=== Exercise prompt ===
Leave out the pictures and restate the rest of the data exactly.

───── Provided data ─────

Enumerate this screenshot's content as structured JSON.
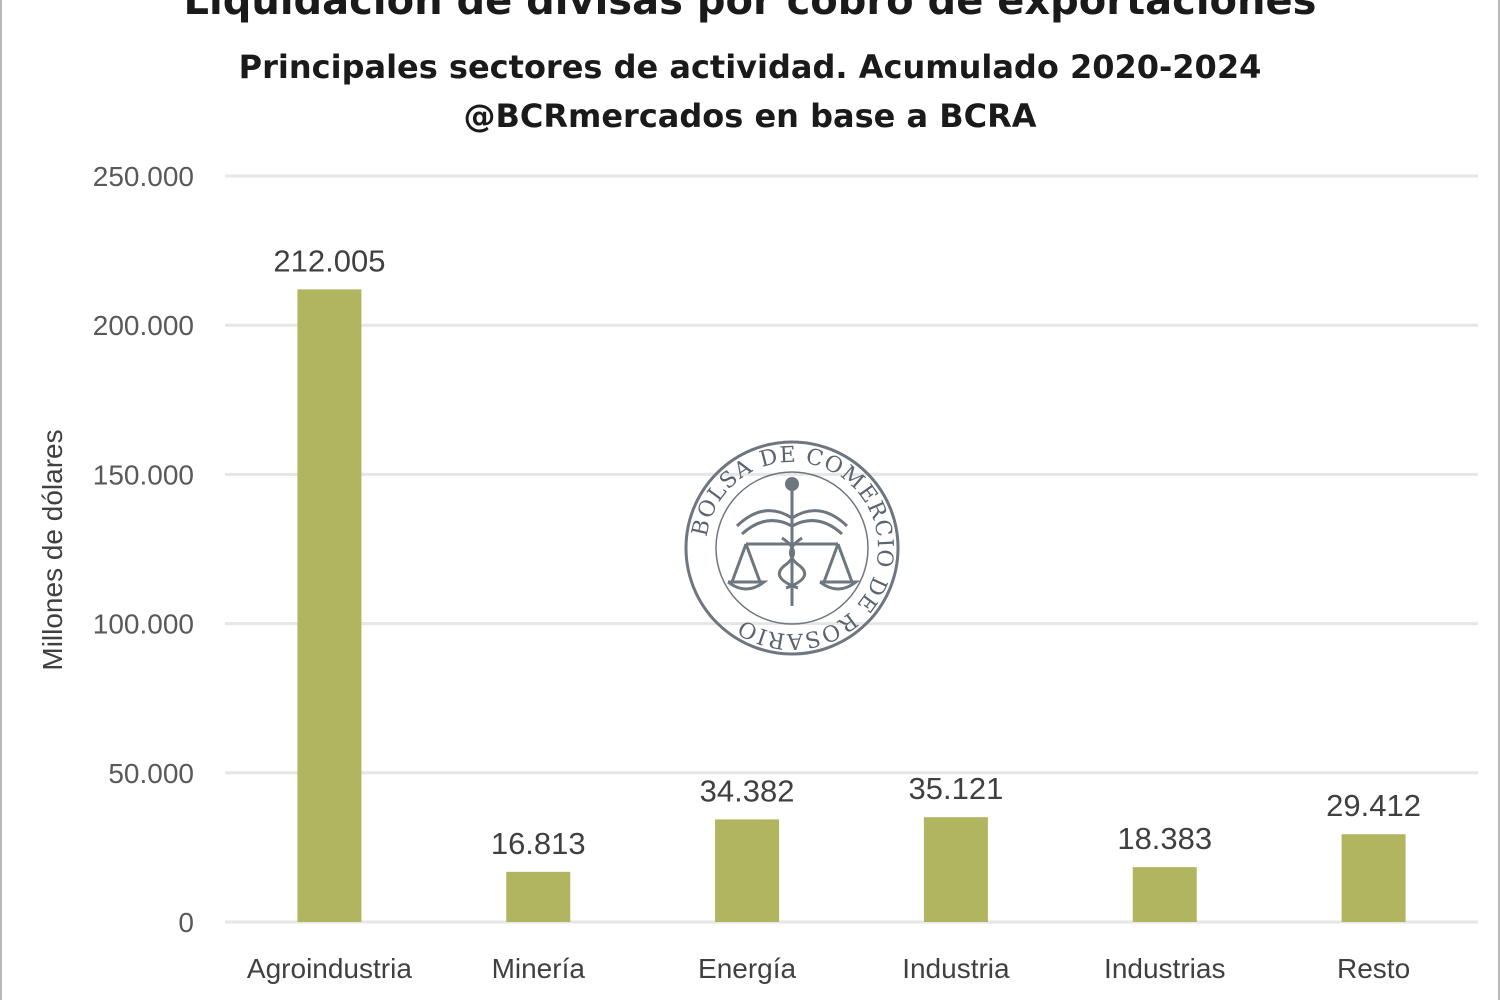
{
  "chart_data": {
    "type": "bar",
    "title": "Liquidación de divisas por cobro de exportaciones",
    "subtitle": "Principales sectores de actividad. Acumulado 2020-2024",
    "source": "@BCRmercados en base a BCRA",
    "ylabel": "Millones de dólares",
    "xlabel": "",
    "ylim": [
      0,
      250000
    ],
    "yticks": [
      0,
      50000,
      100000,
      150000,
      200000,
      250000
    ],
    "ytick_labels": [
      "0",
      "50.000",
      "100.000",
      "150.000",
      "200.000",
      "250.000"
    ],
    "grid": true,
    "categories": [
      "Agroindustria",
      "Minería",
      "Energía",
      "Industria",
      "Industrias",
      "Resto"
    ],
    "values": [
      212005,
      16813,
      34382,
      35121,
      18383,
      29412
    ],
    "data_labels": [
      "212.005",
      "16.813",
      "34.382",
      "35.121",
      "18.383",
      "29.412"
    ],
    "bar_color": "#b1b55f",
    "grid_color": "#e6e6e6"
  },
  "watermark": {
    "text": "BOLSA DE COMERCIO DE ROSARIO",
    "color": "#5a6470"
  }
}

─────

=== Response ===
Enumerate this screenshot's content as structured JSON.
{
  "chart_data": {
    "type": "bar",
    "title": "Liquidación de divisas por cobro de exportaciones",
    "subtitle": "Principales sectores de actividad. Acumulado 2020-2024",
    "source": "@BCRmercados en base a BCRA",
    "ylabel": "Millones de dólares",
    "xlabel": "",
    "ylim": [
      0,
      250000
    ],
    "yticks": [
      0,
      50000,
      100000,
      150000,
      200000,
      250000
    ],
    "ytick_labels": [
      "0",
      "50.000",
      "100.000",
      "150.000",
      "200.000",
      "250.000"
    ],
    "grid": true,
    "categories": [
      "Agroindustria",
      "Minería",
      "Energía",
      "Industria",
      "Industrias",
      "Resto"
    ],
    "values": [
      212005,
      16813,
      34382,
      35121,
      18383,
      29412
    ],
    "data_labels": [
      "212.005",
      "16.813",
      "34.382",
      "35.121",
      "18.383",
      "29.412"
    ],
    "bar_color": "#b1b55f",
    "grid_color": "#e6e6e6"
  },
  "watermark": {
    "text": "BOLSA DE COMERCIO DE ROSARIO",
    "color": "#5a6470"
  }
}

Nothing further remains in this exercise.